▶ _Directions for this task_:
Of all the lines in these entries, how many contain the string "found"? Give only that count.

Dataset items:
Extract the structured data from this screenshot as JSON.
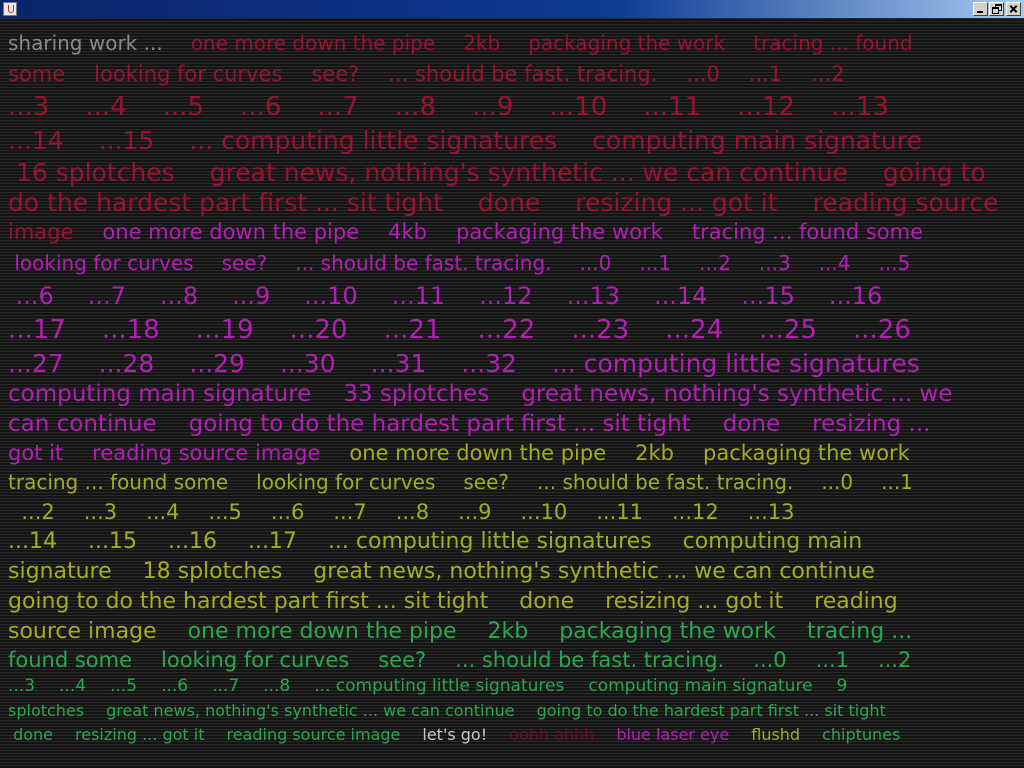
{
  "window": {
    "title": "",
    "buttons": {
      "minimize": "minimize",
      "maximize": "maximize",
      "close": "close"
    }
  },
  "colors": {
    "background": "#1c1c1c",
    "gray": "#8a8a8a",
    "red": "#9a1230",
    "magenta": "#b31fb5",
    "olive": "#a3ad21",
    "green": "#29a84e",
    "white": "#dddddd"
  },
  "lines": [
    {
      "size": 20,
      "h": 30,
      "segs": [
        {
          "t": "sharing work ...",
          "c": "#8a8a8a"
        },
        {
          "t": "one more down the pipe",
          "c": "#9a1230"
        },
        {
          "t": "2kb",
          "c": "#9a1230"
        },
        {
          "t": "packaging the work",
          "c": "#9a1230"
        },
        {
          "t": "tracing ... found",
          "c": "#9a1230"
        }
      ]
    },
    {
      "size": 21,
      "h": 32,
      "segs": [
        {
          "t": "some",
          "c": "#9a1230"
        },
        {
          "t": "looking for curves",
          "c": "#9a1230"
        },
        {
          "t": "see?",
          "c": "#9a1230"
        },
        {
          "t": "... should be fast. tracing.",
          "c": "#9a1230"
        },
        {
          "t": "...0",
          "c": "#9a1230"
        },
        {
          "t": "...1",
          "c": "#9a1230"
        },
        {
          "t": "...2",
          "c": "#9a1230"
        }
      ]
    },
    {
      "size": 26,
      "h": 34,
      "segs": [
        {
          "t": "...3",
          "c": "#9a1230"
        },
        {
          "t": "...4",
          "c": "#9a1230"
        },
        {
          "t": "...5",
          "c": "#9a1230"
        },
        {
          "t": "...6",
          "c": "#9a1230"
        },
        {
          "t": "...7",
          "c": "#9a1230"
        },
        {
          "t": "...8",
          "c": "#9a1230"
        },
        {
          "t": "...9",
          "c": "#9a1230"
        },
        {
          "t": "...10",
          "c": "#9a1230"
        },
        {
          "t": "...11",
          "c": "#9a1230"
        },
        {
          "t": "...12",
          "c": "#9a1230"
        },
        {
          "t": "...13",
          "c": "#9a1230"
        }
      ]
    },
    {
      "size": 25,
      "h": 33,
      "segs": [
        {
          "t": "...14",
          "c": "#9a1230"
        },
        {
          "t": "...15",
          "c": "#9a1230"
        },
        {
          "t": "... computing little signatures",
          "c": "#9a1230"
        },
        {
          "t": "computing main signature",
          "c": "#9a1230"
        }
      ]
    },
    {
      "size": 25,
      "h": 31,
      "segs": [
        {
          "t": " 16 splotches",
          "c": "#9a1230"
        },
        {
          "t": "great news, nothing's synthetic ... we can continue",
          "c": "#9a1230"
        },
        {
          "t": "going to",
          "c": "#9a1230"
        }
      ]
    },
    {
      "size": 25,
      "h": 30,
      "segs": [
        {
          "t": "do the hardest part first ... sit tight",
          "c": "#9a1230"
        },
        {
          "t": "done",
          "c": "#9a1230"
        },
        {
          "t": "resizing ... got it",
          "c": "#9a1230"
        },
        {
          "t": "reading source",
          "c": "#9a1230"
        }
      ]
    },
    {
      "size": 21,
      "h": 29,
      "segs": [
        {
          "t": "image",
          "c": "#9a1230"
        },
        {
          "t": "one more down the pipe",
          "c": "#b31fb5"
        },
        {
          "t": "4kb",
          "c": "#b31fb5"
        },
        {
          "t": "packaging the work",
          "c": "#b31fb5"
        },
        {
          "t": "tracing ... found some",
          "c": "#b31fb5"
        }
      ]
    },
    {
      "size": 20,
      "h": 32,
      "segs": [
        {
          "t": " looking for curves",
          "c": "#b31fb5"
        },
        {
          "t": "see?",
          "c": "#b31fb5"
        },
        {
          "t": "... should be fast. tracing.",
          "c": "#b31fb5"
        },
        {
          "t": "...0",
          "c": "#b31fb5"
        },
        {
          "t": "...1",
          "c": "#b31fb5"
        },
        {
          "t": "...2",
          "c": "#b31fb5"
        },
        {
          "t": "...3",
          "c": "#b31fb5"
        },
        {
          "t": "...4",
          "c": "#b31fb5"
        },
        {
          "t": "...5",
          "c": "#b31fb5"
        }
      ]
    },
    {
      "size": 24,
      "h": 34,
      "segs": [
        {
          "t": " ...6",
          "c": "#b31fb5"
        },
        {
          "t": "...7",
          "c": "#b31fb5"
        },
        {
          "t": "...8",
          "c": "#b31fb5"
        },
        {
          "t": "...9",
          "c": "#b31fb5"
        },
        {
          "t": "...10",
          "c": "#b31fb5"
        },
        {
          "t": "...11",
          "c": "#b31fb5"
        },
        {
          "t": "...12",
          "c": "#b31fb5"
        },
        {
          "t": "...13",
          "c": "#b31fb5"
        },
        {
          "t": "...14",
          "c": "#b31fb5"
        },
        {
          "t": "...15",
          "c": "#b31fb5"
        },
        {
          "t": "...16",
          "c": "#b31fb5"
        }
      ]
    },
    {
      "size": 26,
      "h": 35,
      "segs": [
        {
          "t": "...17",
          "c": "#b31fb5"
        },
        {
          "t": "...18",
          "c": "#b31fb5"
        },
        {
          "t": "...19",
          "c": "#b31fb5"
        },
        {
          "t": "...20",
          "c": "#b31fb5"
        },
        {
          "t": "...21",
          "c": "#b31fb5"
        },
        {
          "t": "...22",
          "c": "#b31fb5"
        },
        {
          "t": "...23",
          "c": "#b31fb5"
        },
        {
          "t": "...24",
          "c": "#b31fb5"
        },
        {
          "t": "...25",
          "c": "#b31fb5"
        },
        {
          "t": "...26",
          "c": "#b31fb5"
        }
      ]
    },
    {
      "size": 25,
      "h": 31,
      "segs": [
        {
          "t": "...27",
          "c": "#b31fb5"
        },
        {
          "t": "...28",
          "c": "#b31fb5"
        },
        {
          "t": "...29",
          "c": "#b31fb5"
        },
        {
          "t": "...30",
          "c": "#b31fb5"
        },
        {
          "t": "...31",
          "c": "#b31fb5"
        },
        {
          "t": "...32",
          "c": "#b31fb5"
        },
        {
          "t": "... computing little signatures",
          "c": "#b31fb5"
        }
      ]
    },
    {
      "size": 23,
      "h": 30,
      "segs": [
        {
          "t": "computing main signature",
          "c": "#b31fb5"
        },
        {
          "t": "33 splotches",
          "c": "#b31fb5"
        },
        {
          "t": "great news, nothing's synthetic ... we",
          "c": "#b31fb5"
        }
      ]
    },
    {
      "size": 23,
      "h": 30,
      "segs": [
        {
          "t": "can continue",
          "c": "#b31fb5"
        },
        {
          "t": "going to do the hardest part first ... sit tight",
          "c": "#b31fb5"
        },
        {
          "t": "done",
          "c": "#b31fb5"
        },
        {
          "t": "resizing ...",
          "c": "#b31fb5"
        }
      ]
    },
    {
      "size": 21,
      "h": 29,
      "segs": [
        {
          "t": "got it",
          "c": "#b31fb5"
        },
        {
          "t": "reading source image",
          "c": "#b31fb5"
        },
        {
          "t": "one more down the pipe",
          "c": "#a3ad21"
        },
        {
          "t": "2kb",
          "c": "#a3ad21"
        },
        {
          "t": "packaging the work",
          "c": "#a3ad21"
        }
      ]
    },
    {
      "size": 20,
      "h": 29,
      "segs": [
        {
          "t": "tracing ... found some",
          "c": "#a3ad21"
        },
        {
          "t": "looking for curves",
          "c": "#a3ad21"
        },
        {
          "t": "see?",
          "c": "#a3ad21"
        },
        {
          "t": "... should be fast. tracing.",
          "c": "#a3ad21"
        },
        {
          "t": "...0",
          "c": "#a3ad21"
        },
        {
          "t": "...1",
          "c": "#a3ad21"
        }
      ]
    },
    {
      "size": 21,
      "h": 30,
      "segs": [
        {
          "t": "  ...2",
          "c": "#a3ad21"
        },
        {
          "t": "...3",
          "c": "#a3ad21"
        },
        {
          "t": "...4",
          "c": "#a3ad21"
        },
        {
          "t": "...5",
          "c": "#a3ad21"
        },
        {
          "t": "...6",
          "c": "#a3ad21"
        },
        {
          "t": "...7",
          "c": "#a3ad21"
        },
        {
          "t": "...8",
          "c": "#a3ad21"
        },
        {
          "t": "...9",
          "c": "#a3ad21"
        },
        {
          "t": "...10",
          "c": "#a3ad21"
        },
        {
          "t": "...11",
          "c": "#a3ad21"
        },
        {
          "t": "...12",
          "c": "#a3ad21"
        },
        {
          "t": "...13",
          "c": "#a3ad21"
        }
      ]
    },
    {
      "size": 22,
      "h": 30,
      "segs": [
        {
          "t": "...14",
          "c": "#a3ad21"
        },
        {
          "t": "...15",
          "c": "#a3ad21"
        },
        {
          "t": "...16",
          "c": "#a3ad21"
        },
        {
          "t": "...17",
          "c": "#a3ad21"
        },
        {
          "t": "... computing little signatures",
          "c": "#a3ad21"
        },
        {
          "t": "computing main",
          "c": "#a3ad21"
        }
      ]
    },
    {
      "size": 22,
      "h": 30,
      "segs": [
        {
          "t": "signature",
          "c": "#a3ad21"
        },
        {
          "t": "18 splotches",
          "c": "#a3ad21"
        },
        {
          "t": "great news, nothing's synthetic ... we can continue",
          "c": "#a3ad21"
        }
      ]
    },
    {
      "size": 22,
      "h": 30,
      "segs": [
        {
          "t": "going to do the hardest part first ... sit tight",
          "c": "#a3ad21"
        },
        {
          "t": "done",
          "c": "#a3ad21"
        },
        {
          "t": "resizing ... got it",
          "c": "#a3ad21"
        },
        {
          "t": "reading",
          "c": "#a3ad21"
        }
      ]
    },
    {
      "size": 22,
      "h": 29,
      "segs": [
        {
          "t": "source image",
          "c": "#a3ad21"
        },
        {
          "t": "one more down the pipe",
          "c": "#29a84e"
        },
        {
          "t": "2kb",
          "c": "#29a84e"
        },
        {
          "t": "packaging the work",
          "c": "#29a84e"
        },
        {
          "t": "tracing ...",
          "c": "#29a84e"
        }
      ]
    },
    {
      "size": 21,
      "h": 28,
      "segs": [
        {
          "t": "found some",
          "c": "#29a84e"
        },
        {
          "t": "looking for curves",
          "c": "#29a84e"
        },
        {
          "t": "see?",
          "c": "#29a84e"
        },
        {
          "t": "... should be fast. tracing.",
          "c": "#29a84e"
        },
        {
          "t": "...0",
          "c": "#29a84e"
        },
        {
          "t": "...1",
          "c": "#29a84e"
        },
        {
          "t": "...2",
          "c": "#29a84e"
        }
      ]
    },
    {
      "size": 17,
      "h": 25,
      "segs": [
        {
          "t": "...3",
          "c": "#29a84e"
        },
        {
          "t": "...4",
          "c": "#29a84e"
        },
        {
          "t": "...5",
          "c": "#29a84e"
        },
        {
          "t": "...6",
          "c": "#29a84e"
        },
        {
          "t": "...7",
          "c": "#29a84e"
        },
        {
          "t": "...8",
          "c": "#29a84e"
        },
        {
          "t": "... computing little signatures",
          "c": "#29a84e"
        },
        {
          "t": "computing main signature",
          "c": "#29a84e"
        },
        {
          "t": "9",
          "c": "#29a84e"
        }
      ]
    },
    {
      "size": 16,
      "h": 24,
      "segs": [
        {
          "t": "splotches",
          "c": "#29a84e"
        },
        {
          "t": "great news, nothing's synthetic ... we can continue",
          "c": "#29a84e"
        },
        {
          "t": "going to do the hardest part first ... sit tight",
          "c": "#29a84e"
        }
      ]
    },
    {
      "size": 16,
      "h": 24,
      "segs": [
        {
          "t": " done",
          "c": "#29a84e"
        },
        {
          "t": "resizing ... got it",
          "c": "#29a84e"
        },
        {
          "t": "reading source image",
          "c": "#29a84e"
        },
        {
          "t": "let's go!",
          "c": "#c9c9c9"
        },
        {
          "t": "oohh ahhh",
          "c": "#6a0f22"
        },
        {
          "t": "blue laser eye",
          "c": "#b31fb5"
        },
        {
          "t": "flushd",
          "c": "#a3ad21"
        },
        {
          "t": "chiptunes",
          "c": "#29a84e"
        }
      ]
    }
  ]
}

▶ _Task output_:
4